→ **Document passage**:

........

The Etrusca Disciplina therefore was mainly a set of rules for the conduct of all sorts of divination; Pallottino calls it a religious and political "constitution": it does not dictate what laws shall be made or how humans are to behave, but rather elaborates rules for asking the gods these questions and receiving answers.
Cicero said
For a hasty acceptance of an erroneous opinion is discreditable in any case, and especially so in an inquiry as to how much weight should be given to auspices, to sacred rites, and to religious observances; for we run the risk of committing a crime against the gods if we disregard them, or of becoming involved in old women's superstition if we approve them.

He then quipped, regarding divination from the singing of frogs:
Who could suppose that frogs had this foresight? And yet they do have by nature some faculty of premonition, clear enough of itself, but too dark for human comprehension.

Priests and officials

Divinatory inquiries according to discipline were conducted by priests whom the Romans called haruspices or sacerdotes; Tarquinii had a college of 60 of them. The Etruscans, as evidenced by the inscriptions, used several words: capen, maru, eisnev, hatrencu. They called the art of haruspicy ziχ neθsrac.

........

→ **Exercise requirements**:
**A)** In the passage on the Etrusca Disciplina, how many priests belonged to the college at Tarquinii?
**B)** Decide whether each statement agrees with the passage on the Etrusca Disciplina. (i) Pallottino describes the Etrusca Disciplina as a religious and political constitution. (ii) The Etrusca Disciplina dictates what laws shall be made. (iii) The Etruscans called the art of haruspicy capen.
**C)** Carry the passage on the Etrusca Disciplina forward from its final sentence.

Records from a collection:
........

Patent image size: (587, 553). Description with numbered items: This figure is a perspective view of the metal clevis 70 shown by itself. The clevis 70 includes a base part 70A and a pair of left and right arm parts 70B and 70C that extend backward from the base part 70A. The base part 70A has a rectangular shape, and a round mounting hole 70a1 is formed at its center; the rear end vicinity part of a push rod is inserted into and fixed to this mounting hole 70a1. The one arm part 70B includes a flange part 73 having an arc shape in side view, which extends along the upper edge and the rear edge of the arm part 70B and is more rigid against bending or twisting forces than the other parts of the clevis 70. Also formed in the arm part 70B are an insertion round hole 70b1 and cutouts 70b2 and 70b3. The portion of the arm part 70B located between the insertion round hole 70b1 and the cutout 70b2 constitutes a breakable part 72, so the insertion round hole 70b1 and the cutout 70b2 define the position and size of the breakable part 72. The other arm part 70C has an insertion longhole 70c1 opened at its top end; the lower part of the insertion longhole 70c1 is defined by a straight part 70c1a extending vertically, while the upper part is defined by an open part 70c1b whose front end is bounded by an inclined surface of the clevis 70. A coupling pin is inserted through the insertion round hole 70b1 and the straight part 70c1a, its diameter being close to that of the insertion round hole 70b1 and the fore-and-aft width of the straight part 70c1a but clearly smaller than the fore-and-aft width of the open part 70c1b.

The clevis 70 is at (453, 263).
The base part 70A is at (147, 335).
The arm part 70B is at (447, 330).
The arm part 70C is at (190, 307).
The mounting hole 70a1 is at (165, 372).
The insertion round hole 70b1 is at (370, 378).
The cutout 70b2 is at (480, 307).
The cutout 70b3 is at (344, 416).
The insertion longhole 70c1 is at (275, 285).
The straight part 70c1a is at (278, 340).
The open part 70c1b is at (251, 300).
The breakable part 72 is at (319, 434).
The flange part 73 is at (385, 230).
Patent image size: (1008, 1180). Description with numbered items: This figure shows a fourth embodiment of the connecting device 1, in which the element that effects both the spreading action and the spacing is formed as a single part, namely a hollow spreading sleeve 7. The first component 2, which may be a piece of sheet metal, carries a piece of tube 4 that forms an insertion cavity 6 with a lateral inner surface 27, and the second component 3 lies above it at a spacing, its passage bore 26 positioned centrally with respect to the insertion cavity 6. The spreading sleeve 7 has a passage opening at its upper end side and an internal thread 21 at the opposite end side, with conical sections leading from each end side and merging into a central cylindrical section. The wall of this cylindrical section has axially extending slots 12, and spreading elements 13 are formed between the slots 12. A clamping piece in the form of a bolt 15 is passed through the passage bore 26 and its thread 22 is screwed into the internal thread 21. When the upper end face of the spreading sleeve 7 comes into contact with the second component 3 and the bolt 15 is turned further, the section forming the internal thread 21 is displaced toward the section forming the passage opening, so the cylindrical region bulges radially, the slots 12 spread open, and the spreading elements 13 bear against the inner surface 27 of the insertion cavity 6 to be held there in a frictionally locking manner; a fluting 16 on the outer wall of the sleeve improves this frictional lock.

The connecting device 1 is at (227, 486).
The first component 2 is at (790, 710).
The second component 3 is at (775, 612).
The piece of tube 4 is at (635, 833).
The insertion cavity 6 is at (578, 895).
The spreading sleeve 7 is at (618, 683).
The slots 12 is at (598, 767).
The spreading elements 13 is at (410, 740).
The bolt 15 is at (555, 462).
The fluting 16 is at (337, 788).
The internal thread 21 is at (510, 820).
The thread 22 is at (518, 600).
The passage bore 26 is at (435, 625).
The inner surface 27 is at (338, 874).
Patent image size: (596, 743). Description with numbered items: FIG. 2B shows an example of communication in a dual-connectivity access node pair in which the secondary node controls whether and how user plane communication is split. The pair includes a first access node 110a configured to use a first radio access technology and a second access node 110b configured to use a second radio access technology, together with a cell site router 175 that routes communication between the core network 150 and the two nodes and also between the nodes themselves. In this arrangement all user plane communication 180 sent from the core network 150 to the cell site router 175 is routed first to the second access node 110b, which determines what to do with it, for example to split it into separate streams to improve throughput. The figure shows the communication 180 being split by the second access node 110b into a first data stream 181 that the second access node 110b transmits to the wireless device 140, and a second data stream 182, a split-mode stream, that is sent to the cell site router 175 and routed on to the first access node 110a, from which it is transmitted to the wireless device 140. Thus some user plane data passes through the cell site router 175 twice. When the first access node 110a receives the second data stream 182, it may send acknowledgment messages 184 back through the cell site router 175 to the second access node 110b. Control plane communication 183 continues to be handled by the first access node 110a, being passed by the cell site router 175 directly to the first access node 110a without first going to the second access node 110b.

........

→ **Expected results**:
**A)** Tarquinii had a college of 60 of them.

**B)**
(i) Yes: "Pallottino calls it a religious and political "constitution"".
(ii) No: "it does not dictate what laws shall be made or how humans are to behave".
(iii) No: "They called the art of haruspicy ziχ neθsrac."

**C)**
A special magistrate, the cechase, looked after the cecha or rath, sacred things. Every man, however, had his religious responsibilities, which were expressed in an alumnathe or slecaches, a sacred society. No public event was conducted without the netsvis, the haruspex, or his female equivalent, the nethsra, who would read the bumps on the liver of a properly sacrificed sheep. We have a model of a liver made of bronze, whose religious significance is still a matter of heated debate, marked into sections which perhaps are meant to explain what a bump in that region would mean.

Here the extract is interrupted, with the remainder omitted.